[Collected data]

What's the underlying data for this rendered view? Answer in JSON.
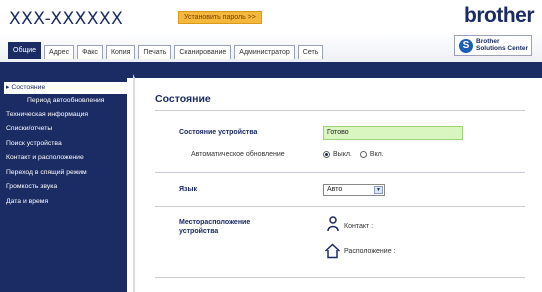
{
  "header": {
    "model": "XXX-XXXXXX",
    "password_button": "Установить пароль >>",
    "logo": "brother"
  },
  "tabs": [
    {
      "label": "Общие",
      "active": true
    },
    {
      "label": "Адрес",
      "active": false
    },
    {
      "label": "Факс",
      "active": false
    },
    {
      "label": "Копия",
      "active": false
    },
    {
      "label": "Печать",
      "active": false
    },
    {
      "label": "Сканирование",
      "active": false
    },
    {
      "label": "Администратор",
      "active": false
    },
    {
      "label": "Сеть",
      "active": false
    }
  ],
  "solutions_center": {
    "line1": "Brother",
    "line2": "Solutions Center",
    "icon": "brother-s-logo-icon"
  },
  "sidebar": {
    "items": [
      {
        "label": "Состояние",
        "active": true,
        "sub": false
      },
      {
        "label": "Период автообновления",
        "active": false,
        "sub": true
      },
      {
        "label": "Техническая информация",
        "active": false,
        "sub": false
      },
      {
        "label": "Списки/отчеты",
        "active": false,
        "sub": false
      },
      {
        "label": "Поиск устройства",
        "active": false,
        "sub": false
      },
      {
        "label": "Контакт и расположение",
        "active": false,
        "sub": false
      },
      {
        "label": "Переход в спящий режим",
        "active": false,
        "sub": false
      },
      {
        "label": "Громкость звука",
        "active": false,
        "sub": false
      },
      {
        "label": "Дата и время",
        "active": false,
        "sub": false
      }
    ]
  },
  "main": {
    "title": "Состояние",
    "device_status_label": "Состояние устройства",
    "device_status_value": "Готово",
    "auto_refresh_label": "Автоматическое обновление",
    "auto_refresh_off": "Выкл.",
    "auto_refresh_on": "Вкл.",
    "auto_refresh_selected": "off",
    "language_label": "Язык",
    "language_value": "Авто",
    "location_label": "Месторасположение устройства",
    "contact_label": "Контакт :",
    "location_value_label": "Расположение :"
  },
  "colors": {
    "brand_navy": "#1b2b63",
    "status_green": "#d9f5c0",
    "password_orange": "#f4b93c"
  }
}
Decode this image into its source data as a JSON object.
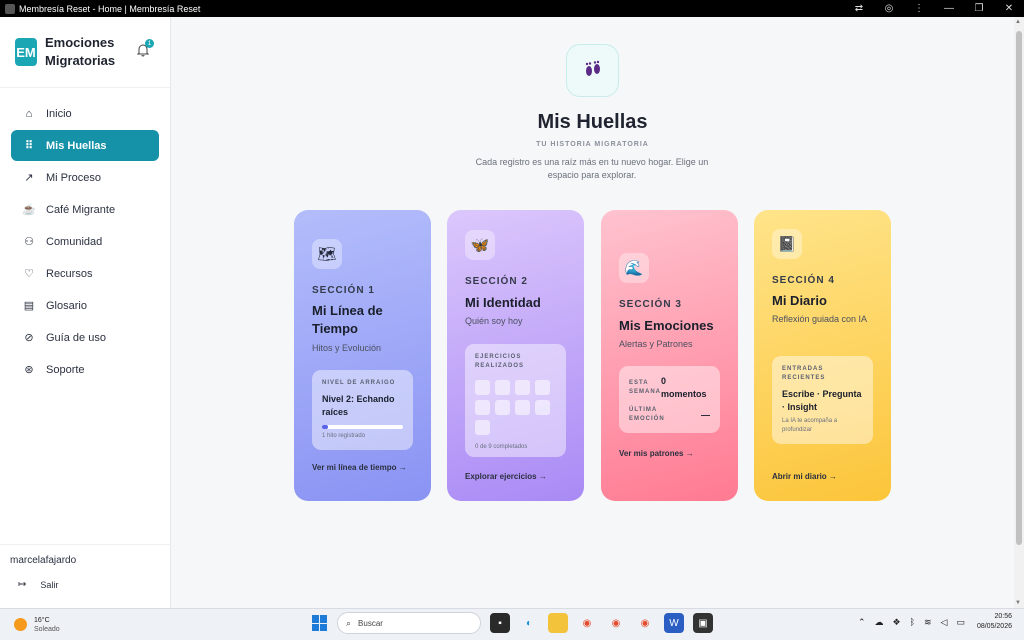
{
  "window": {
    "title": "Membresía Reset - Home | Membresía Reset",
    "min": "—",
    "max": "❐",
    "close": "✕"
  },
  "sidebar": {
    "brand_logo": "EM",
    "brand_name": "Emociones Migratorias",
    "notifications": "1",
    "items": [
      {
        "label": "Inicio",
        "icon": "home-icon",
        "glyph": "⌂"
      },
      {
        "label": "Mis Huellas",
        "icon": "footprints-icon",
        "glyph": "⠿"
      },
      {
        "label": "Mi Proceso",
        "icon": "trending-up-icon",
        "glyph": "↗"
      },
      {
        "label": "Café Migrante",
        "icon": "coffee-icon",
        "glyph": "☕"
      },
      {
        "label": "Comunidad",
        "icon": "users-icon",
        "glyph": "⚇"
      },
      {
        "label": "Recursos",
        "icon": "heart-hand-icon",
        "glyph": "♡"
      },
      {
        "label": "Glosario",
        "icon": "book-icon",
        "glyph": "▤"
      },
      {
        "label": "Guía de uso",
        "icon": "compass-icon",
        "glyph": "⊘"
      },
      {
        "label": "Soporte",
        "icon": "lifebuoy-icon",
        "glyph": "⊛"
      }
    ],
    "username": "marcelafajardo",
    "logout": "Salir"
  },
  "header": {
    "title": "Mis Huellas",
    "kicker": "TU HISTORIA MIGRATORIA",
    "subtitle": "Cada registro es una raíz más en tu nuevo hogar. Elige un espacio para explorar."
  },
  "cards": [
    {
      "section": "SECCIÓN 1",
      "title": "Mi Línea de Tiempo",
      "subtitle": "Hitos y Evolución",
      "emoji": "🗺",
      "box_label": "NIVEL DE ARRAIGO",
      "box_value": "Nivel 2: Echando raíces",
      "progress": 0.08,
      "box_note": "1 hito registrado",
      "cta": "Ver mi línea de tiempo →"
    },
    {
      "section": "SECCIÓN 2",
      "title": "Mi Identidad",
      "subtitle": "Quién soy hoy",
      "emoji": "🦋",
      "box_label": "EJERCICIOS REALIZADOS",
      "box_note": "0 de 9 completados",
      "completed": 0,
      "total": 9,
      "cta": "Explorar ejercicios →"
    },
    {
      "section": "SECCIÓN 3",
      "title": "Mis Emociones",
      "subtitle": "Alertas y Patrones",
      "emoji": "🌊",
      "row1_label": "ESTA SEMANA",
      "row1_value": "0 momentos",
      "row2_label": "ÚLTIMA EMOCIÓN",
      "row2_value": "—",
      "cta": "Ver mis patrones →"
    },
    {
      "section": "SECCIÓN 4",
      "title": "Mi Diario",
      "subtitle": "Reflexión guiada con IA",
      "emoji": "📓",
      "box_label": "ENTRADAS RECIENTES",
      "box_value": "Escribe · Pregunta · Insight",
      "box_note": "La IA te acompaña a profundizar",
      "cta": "Abrir mi diario →"
    }
  ],
  "taskbar": {
    "temp": "16°C",
    "weather": "Soleado",
    "search_placeholder": "Buscar",
    "time": "20:56",
    "date": "08/05/2026"
  }
}
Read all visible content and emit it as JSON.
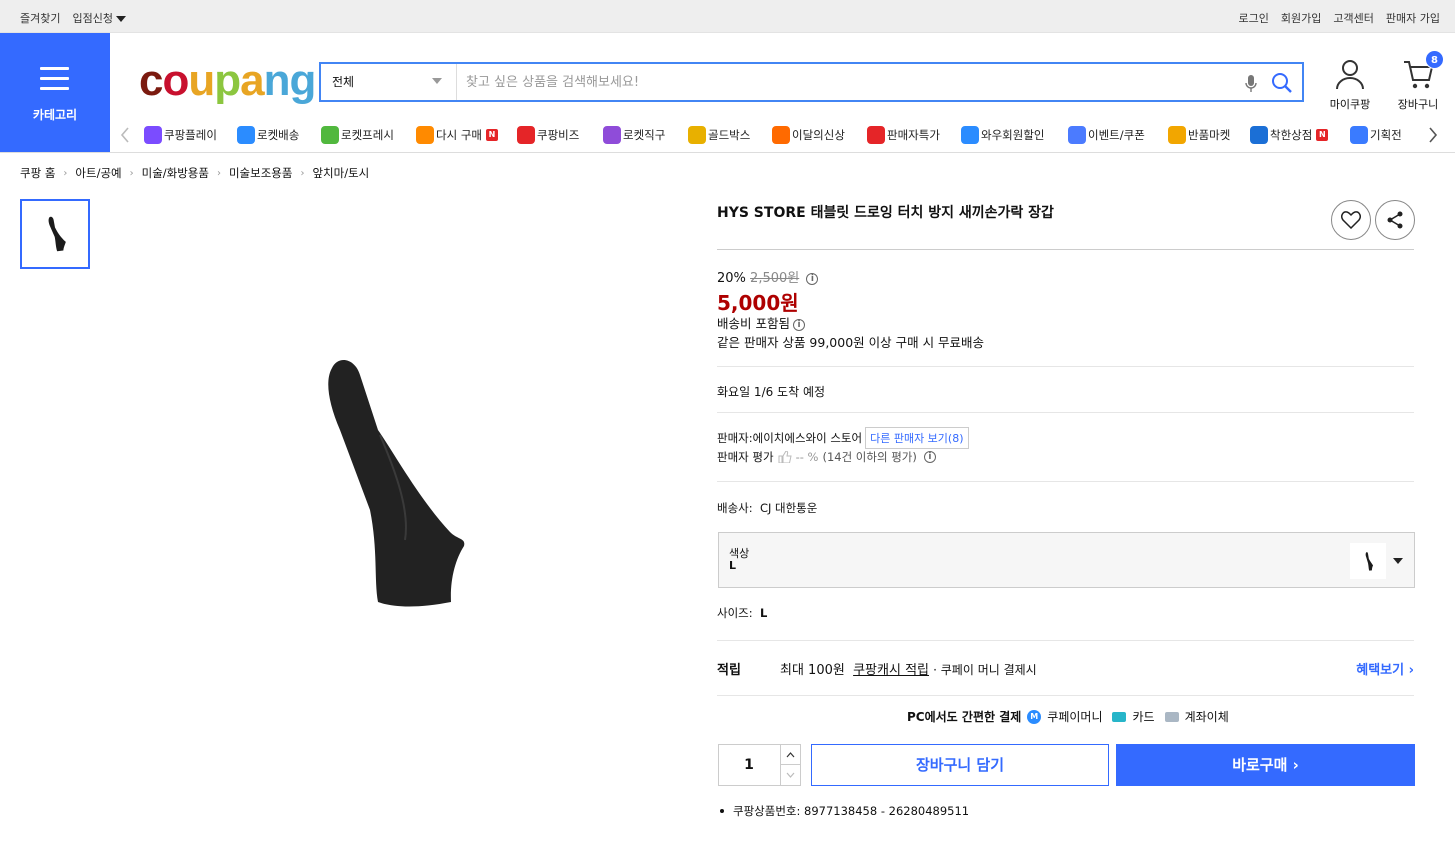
{
  "topbar": {
    "left": [
      "즐겨찾기",
      "입점신청"
    ],
    "right": [
      "로그인",
      "회원가입",
      "고객센터",
      "판매자 가입"
    ]
  },
  "category_label": "카테고리",
  "logo": {
    "letters": [
      "c",
      "o",
      "u",
      "p",
      "a",
      "n",
      "g"
    ],
    "colors": [
      "#7b1a0f",
      "#c8102e",
      "#e8a523",
      "#8cc63f",
      "#e8a523",
      "#4aa7d8",
      "#4aa7d8"
    ]
  },
  "search": {
    "scope": "전체",
    "placeholder": "찾고 싶은 상품을 검색해보세요!"
  },
  "header_links": {
    "my": "마이쿠팡",
    "cart": "장바구니",
    "cart_count": "8"
  },
  "nav": [
    {
      "label": "쿠팡플레이",
      "icon": "play-icon",
      "color": "#7b4cff"
    },
    {
      "label": "로켓배송",
      "icon": "rocket-icon",
      "color": "#2b8cff"
    },
    {
      "label": "로켓프레시",
      "icon": "rocket-fresh-icon",
      "color": "#51b83e"
    },
    {
      "label": "다시 구매",
      "icon": "basket-icon",
      "color": "#ff8a00",
      "badge": "N"
    },
    {
      "label": "쿠팡비즈",
      "icon": "biz-icon",
      "color": "#e52528"
    },
    {
      "label": "로켓직구",
      "icon": "globe-rocket-icon",
      "color": "#8f4cd9"
    },
    {
      "label": "골드박스",
      "icon": "gold-box-icon",
      "color": "#e8b000"
    },
    {
      "label": "이달의신상",
      "icon": "new-bag-icon",
      "color": "#ff6a00"
    },
    {
      "label": "판매자특가",
      "icon": "percent-badge-icon",
      "color": "#e52528"
    },
    {
      "label": "와우회원할인",
      "icon": "wow-icon",
      "color": "#2b8cff"
    },
    {
      "label": "이벤트/쿠폰",
      "icon": "coupon-icon",
      "color": "#4b7bff"
    },
    {
      "label": "반품마켓",
      "icon": "market-icon",
      "color": "#f2a600"
    },
    {
      "label": "착한상점",
      "icon": "store-icon",
      "color": "#1b6fd6",
      "badge": "N"
    },
    {
      "label": "기획전",
      "icon": "tag-icon",
      "color": "#3a7bff"
    }
  ],
  "breadcrumb": [
    "쿠팡 홈",
    "아트/공예",
    "미술/화방용품",
    "미술보조용품",
    "앞치마/토시"
  ],
  "product": {
    "title": "HYS STORE 태블릿 드로잉 터치 방지 새끼손가락 장갑",
    "discount": "20%",
    "original_price": "2,500원",
    "price": "5,000원",
    "shipping": "배송비 포함됨",
    "free_shipping": "같은 판매자 상품 99,000원 이상 구매 시 무료배송",
    "arrival": "화요일 1/6 도착 예정",
    "seller_label": "판매자:",
    "seller_name": "에이치에스와이 스토어",
    "other_sellers": "다른 판매자 보기(8)",
    "rating_label": "판매자 평가",
    "rating_value": "-- %",
    "rating_note": "(14건 이하의 평가)",
    "carrier_label": "배송사:",
    "carrier": "CJ 대한통운",
    "option_key": "색상",
    "option_value": "L",
    "size_label": "사이즈:",
    "size_value": "L",
    "reward_label": "적립",
    "reward_max": "최대 100원",
    "reward_cash": "쿠팡캐시 적립",
    "reward_cond": "· 쿠페이 머니 결제시",
    "reward_more": "혜택보기",
    "pay_title": "PC에서도 간편한 결제",
    "pay_methods": [
      "쿠페이머니",
      "카드",
      "계좌이체"
    ],
    "quantity": "1",
    "add_cart": "장바구니 담기",
    "buy_now": "바로구매",
    "product_no_label": "쿠팡상품번호:",
    "product_no": "8977138458 - 26280489511"
  }
}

Your goal:
Say the number of lines in the records above that include the string "Emociones", and no more.

Reply to the exercise:
2